* Written instruction
Pictures stay out of your copy, but everything else in the records below must be repeated exactly.

* Provided information
-------
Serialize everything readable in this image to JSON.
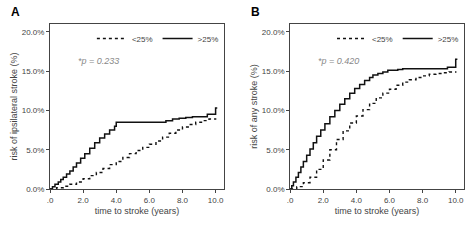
{
  "chart_data": [
    {
      "type": "step",
      "title": "A",
      "x_label": "time to stroke (years)",
      "y_label": "risk of ipsilateral stroke (%)",
      "xlim": [
        0,
        10.5
      ],
      "ylim": [
        0,
        21
      ],
      "xticks": [
        {
          "value": 0,
          "label": ".0"
        },
        {
          "value": 2.0,
          "label": "2.0"
        },
        {
          "value": 4.0,
          "label": "4.0"
        },
        {
          "value": 6.0,
          "label": "6.0"
        },
        {
          "value": 8.0,
          "label": "8.0"
        },
        {
          "value": 10.0,
          "label": "10.0"
        }
      ],
      "yticks": [
        {
          "value": 0.0,
          "label": "0.0%"
        },
        {
          "value": 5.0,
          "label": "5.0%"
        },
        {
          "value": 10.0,
          "label": "10.0%"
        },
        {
          "value": 15.0,
          "label": "15.0%"
        },
        {
          "value": 20.0,
          "label": "20.0%"
        }
      ],
      "grid": false,
      "legend": "upper right",
      "annotations": [
        {
          "text": "*p = 0.233",
          "color": "#888888"
        }
      ],
      "series": [
        {
          "name": ">25%",
          "line_style": "solid",
          "color": "#111111",
          "x": [
            0,
            0.15,
            0.3,
            0.5,
            0.65,
            0.8,
            1.0,
            1.2,
            1.4,
            1.6,
            1.85,
            2.1,
            2.4,
            2.7,
            3.0,
            3.3,
            3.6,
            3.9,
            4.0,
            4.3,
            4.7,
            5.0,
            5.3,
            5.6,
            6.0,
            6.3,
            6.7,
            7.0,
            7.4,
            7.8,
            8.2,
            8.6,
            9.0,
            9.4,
            9.5,
            9.6,
            9.7,
            10.0,
            10.0,
            10.1
          ],
          "values": [
            0,
            0.3,
            0.6,
            0.9,
            1.2,
            1.5,
            1.9,
            2.3,
            2.8,
            3.3,
            3.9,
            4.5,
            5.2,
            5.9,
            6.5,
            7.0,
            7.5,
            8.0,
            8.5,
            8.5,
            8.5,
            8.5,
            8.5,
            8.5,
            8.5,
            8.5,
            8.5,
            8.7,
            8.9,
            9.0,
            9.1,
            9.2,
            9.2,
            9.2,
            9.5,
            9.5,
            9.5,
            9.5,
            10.3,
            10.3
          ]
        },
        {
          "name": "<25%",
          "line_style": "dotted",
          "color": "#111111",
          "x": [
            0,
            0.4,
            0.8,
            1.2,
            1.6,
            2.0,
            2.4,
            2.8,
            3.2,
            3.6,
            4.0,
            4.4,
            4.8,
            5.2,
            5.6,
            6.0,
            6.4,
            6.8,
            7.2,
            7.6,
            8.0,
            8.4,
            8.8,
            9.2,
            9.6,
            10.0
          ],
          "values": [
            0,
            0.15,
            0.35,
            0.6,
            0.9,
            1.3,
            1.7,
            2.1,
            2.6,
            3.1,
            3.5,
            4.0,
            4.5,
            4.9,
            5.3,
            5.7,
            6.1,
            6.6,
            7.1,
            7.5,
            7.9,
            8.2,
            8.5,
            8.7,
            8.9,
            9.0
          ]
        }
      ]
    },
    {
      "type": "step",
      "title": "B",
      "x_label": "time to stroke (years)",
      "y_label": "risk of any stroke (%)",
      "xlim": [
        0,
        10.5
      ],
      "ylim": [
        0,
        21
      ],
      "xticks": [
        {
          "value": 0,
          "label": ".0"
        },
        {
          "value": 2.0,
          "label": "2.0"
        },
        {
          "value": 4.0,
          "label": "4.0"
        },
        {
          "value": 6.0,
          "label": "6.0"
        },
        {
          "value": 8.0,
          "label": "8.0"
        },
        {
          "value": 10.0,
          "label": "10.0"
        }
      ],
      "yticks": [
        {
          "value": 0.0,
          "label": "0.0%"
        },
        {
          "value": 5.0,
          "label": "5.0%"
        },
        {
          "value": 10.0,
          "label": "10.0%"
        },
        {
          "value": 15.0,
          "label": "15.0%"
        },
        {
          "value": 20.0,
          "label": "20.0%"
        }
      ],
      "grid": false,
      "legend": "upper right",
      "annotations": [
        {
          "text": "*p = 0.420",
          "color": "#888888"
        }
      ],
      "series": [
        {
          "name": ">25%",
          "line_style": "solid",
          "color": "#111111",
          "x": [
            0,
            0.1,
            0.2,
            0.35,
            0.5,
            0.65,
            0.8,
            1.0,
            1.2,
            1.4,
            1.6,
            1.85,
            2.1,
            2.4,
            2.7,
            3.0,
            3.3,
            3.6,
            3.9,
            4.2,
            4.5,
            4.8,
            5.0,
            5.3,
            5.6,
            5.9,
            6.0,
            6.2,
            6.5,
            6.8,
            7.0,
            7.3,
            7.6,
            8.0,
            8.3,
            8.7,
            9.0,
            9.3,
            9.5,
            9.5,
            10.0,
            10.0,
            10.1
          ],
          "values": [
            0,
            0.4,
            0.9,
            1.5,
            2.1,
            2.8,
            3.5,
            4.3,
            5.1,
            5.9,
            6.7,
            7.5,
            8.3,
            9.2,
            10.0,
            10.8,
            11.5,
            12.2,
            12.8,
            13.3,
            13.8,
            14.2,
            14.5,
            14.7,
            14.9,
            15.1,
            15.1,
            15.1,
            15.2,
            15.3,
            15.3,
            15.3,
            15.3,
            15.3,
            15.3,
            15.3,
            15.3,
            15.3,
            15.5,
            15.5,
            15.5,
            16.5,
            16.5
          ]
        },
        {
          "name": "<25%",
          "line_style": "dotted",
          "color": "#111111",
          "x": [
            0,
            0.4,
            0.8,
            1.2,
            1.6,
            2.0,
            2.4,
            2.8,
            3.2,
            3.6,
            4.0,
            4.4,
            4.8,
            5.2,
            5.6,
            6.0,
            6.4,
            6.8,
            7.2,
            7.6,
            8.0,
            8.4,
            8.8,
            9.2,
            9.6,
            10.0
          ],
          "values": [
            0,
            0.3,
            0.8,
            1.5,
            2.5,
            3.7,
            5.0,
            6.3,
            7.4,
            8.4,
            9.3,
            10.1,
            10.9,
            11.6,
            12.2,
            12.7,
            13.2,
            13.6,
            13.9,
            14.2,
            14.4,
            14.6,
            14.7,
            14.8,
            14.9,
            14.8
          ]
        }
      ]
    }
  ]
}
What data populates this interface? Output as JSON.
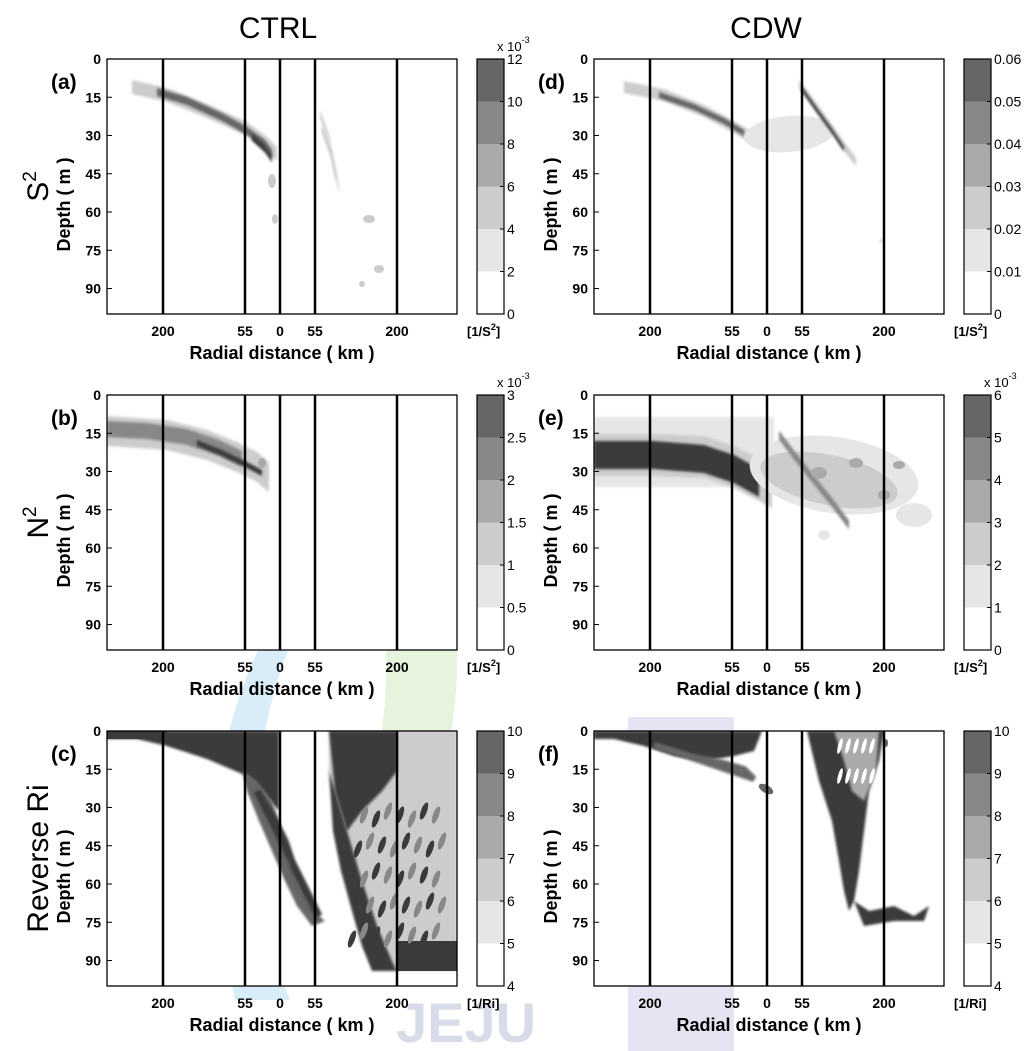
-------
* Exercise solution
Serialize everything readable in this image to JSON.
{
  "chart_data": [
    {
      "type": "step",
      "title": "A",
      "x_label": "time to stroke (years)",
      "y_label": "risk of ipsilateral stroke (%)",
      "xlim": [
        0,
        10.5
      ],
      "ylim": [
        0,
        21
      ],
      "xticks": [
        {
          "value": 0,
          "label": ".0"
        },
        {
          "value": 2.0,
          "label": "2.0"
        },
        {
          "value": 4.0,
          "label": "4.0"
        },
        {
          "value": 6.0,
          "label": "6.0"
        },
        {
          "value": 8.0,
          "label": "8.0"
        },
        {
          "value": 10.0,
          "label": "10.0"
        }
      ],
      "yticks": [
        {
          "value": 0.0,
          "label": "0.0%"
        },
        {
          "value": 5.0,
          "label": "5.0%"
        },
        {
          "value": 10.0,
          "label": "10.0%"
        },
        {
          "value": 15.0,
          "label": "15.0%"
        },
        {
          "value": 20.0,
          "label": "20.0%"
        }
      ],
      "grid": false,
      "legend": "upper right",
      "annotations": [
        {
          "text": "*p = 0.233",
          "color": "#888888"
        }
      ],
      "series": [
        {
          "name": ">25%",
          "line_style": "solid",
          "color": "#111111",
          "x": [
            0,
            0.15,
            0.3,
            0.5,
            0.65,
            0.8,
            1.0,
            1.2,
            1.4,
            1.6,
            1.85,
            2.1,
            2.4,
            2.7,
            3.0,
            3.3,
            3.6,
            3.9,
            4.0,
            4.3,
            4.7,
            5.0,
            5.3,
            5.6,
            6.0,
            6.3,
            6.7,
            7.0,
            7.4,
            7.8,
            8.2,
            8.6,
            9.0,
            9.4,
            9.5,
            9.6,
            9.7,
            10.0,
            10.0,
            10.1
          ],
          "values": [
            0,
            0.3,
            0.6,
            0.9,
            1.2,
            1.5,
            1.9,
            2.3,
            2.8,
            3.3,
            3.9,
            4.5,
            5.2,
            5.9,
            6.5,
            7.0,
            7.5,
            8.0,
            8.5,
            8.5,
            8.5,
            8.5,
            8.5,
            8.5,
            8.5,
            8.5,
            8.5,
            8.7,
            8.9,
            9.0,
            9.1,
            9.2,
            9.2,
            9.2,
            9.5,
            9.5,
            9.5,
            9.5,
            10.3,
            10.3
          ]
        },
        {
          "name": "<25%",
          "line_style": "dotted",
          "color": "#111111",
          "x": [
            0,
            0.4,
            0.8,
            1.2,
            1.6,
            2.0,
            2.4,
            2.8,
            3.2,
            3.6,
            4.0,
            4.4,
            4.8,
            5.2,
            5.6,
            6.0,
            6.4,
            6.8,
            7.2,
            7.6,
            8.0,
            8.4,
            8.8,
            9.2,
            9.6,
            10.0
          ],
          "values": [
            0,
            0.15,
            0.35,
            0.6,
            0.9,
            1.3,
            1.7,
            2.1,
            2.6,
            3.1,
            3.5,
            4.0,
            4.5,
            4.9,
            5.3,
            5.7,
            6.1,
            6.6,
            7.1,
            7.5,
            7.9,
            8.2,
            8.5,
            8.7,
            8.9,
            9.0
          ]
        }
      ]
    },
    {
      "type": "step",
      "title": "B",
      "x_label": "time to stroke (years)",
      "y_label": "risk of any stroke (%)",
      "xlim": [
        0,
        10.5
      ],
      "ylim": [
        0,
        21
      ],
      "xticks": [
        {
          "value": 0,
          "label": ".0"
        },
        {
          "value": 2.0,
          "label": "2.0"
        },
        {
          "value": 4.0,
          "label": "4.0"
        },
        {
          "value": 6.0,
          "label": "6.0"
        },
        {
          "value": 8.0,
          "label": "8.0"
        },
        {
          "value": 10.0,
          "label": "10.0"
        }
      ],
      "yticks": [
        {
          "value": 0.0,
          "label": "0.0%"
        },
        {
          "value": 5.0,
          "label": "5.0%"
        },
        {
          "value": 10.0,
          "label": "10.0%"
        },
        {
          "value": 15.0,
          "label": "15.0%"
        },
        {
          "value": 20.0,
          "label": "20.0%"
        }
      ],
      "grid": false,
      "legend": "upper right",
      "annotations": [
        {
          "text": "*p = 0.420",
          "color": "#888888"
        }
      ],
      "series": [
        {
          "name": ">25%",
          "line_style": "solid",
          "color": "#111111",
          "x": [
            0,
            0.1,
            0.2,
            0.35,
            0.5,
            0.65,
            0.8,
            1.0,
            1.2,
            1.4,
            1.6,
            1.85,
            2.1,
            2.4,
            2.7,
            3.0,
            3.3,
            3.6,
            3.9,
            4.2,
            4.5,
            4.8,
            5.0,
            5.3,
            5.6,
            5.9,
            6.0,
            6.2,
            6.5,
            6.8,
            7.0,
            7.3,
            7.6,
            8.0,
            8.3,
            8.7,
            9.0,
            9.3,
            9.5,
            9.5,
            10.0,
            10.0,
            10.1
          ],
          "values": [
            0,
            0.4,
            0.9,
            1.5,
            2.1,
            2.8,
            3.5,
            4.3,
            5.1,
            5.9,
            6.7,
            7.5,
            8.3,
            9.2,
            10.0,
            10.8,
            11.5,
            12.2,
            12.8,
            13.3,
            13.8,
            14.2,
            14.5,
            14.7,
            14.9,
            15.1,
            15.1,
            15.1,
            15.2,
            15.3,
            15.3,
            15.3,
            15.3,
            15.3,
            15.3,
            15.3,
            15.3,
            15.3,
            15.5,
            15.5,
            15.5,
            16.5,
            16.5
          ]
        },
        {
          "name": "<25%",
          "line_style": "dotted",
          "color": "#111111",
          "x": [
            0,
            0.4,
            0.8,
            1.2,
            1.6,
            2.0,
            2.4,
            2.8,
            3.2,
            3.6,
            4.0,
            4.4,
            4.8,
            5.2,
            5.6,
            6.0,
            6.4,
            6.8,
            7.2,
            7.6,
            8.0,
            8.4,
            8.8,
            9.2,
            9.6,
            10.0
          ],
          "values": [
            0,
            0.3,
            0.8,
            1.5,
            2.5,
            3.7,
            5.0,
            6.3,
            7.4,
            8.4,
            9.3,
            10.1,
            10.9,
            11.6,
            12.2,
            12.7,
            13.2,
            13.6,
            13.9,
            14.2,
            14.4,
            14.6,
            14.7,
            14.8,
            14.9,
            14.8
          ]
        }
      ]
    }
  ]
}
What data populates this interface? Output as JSON.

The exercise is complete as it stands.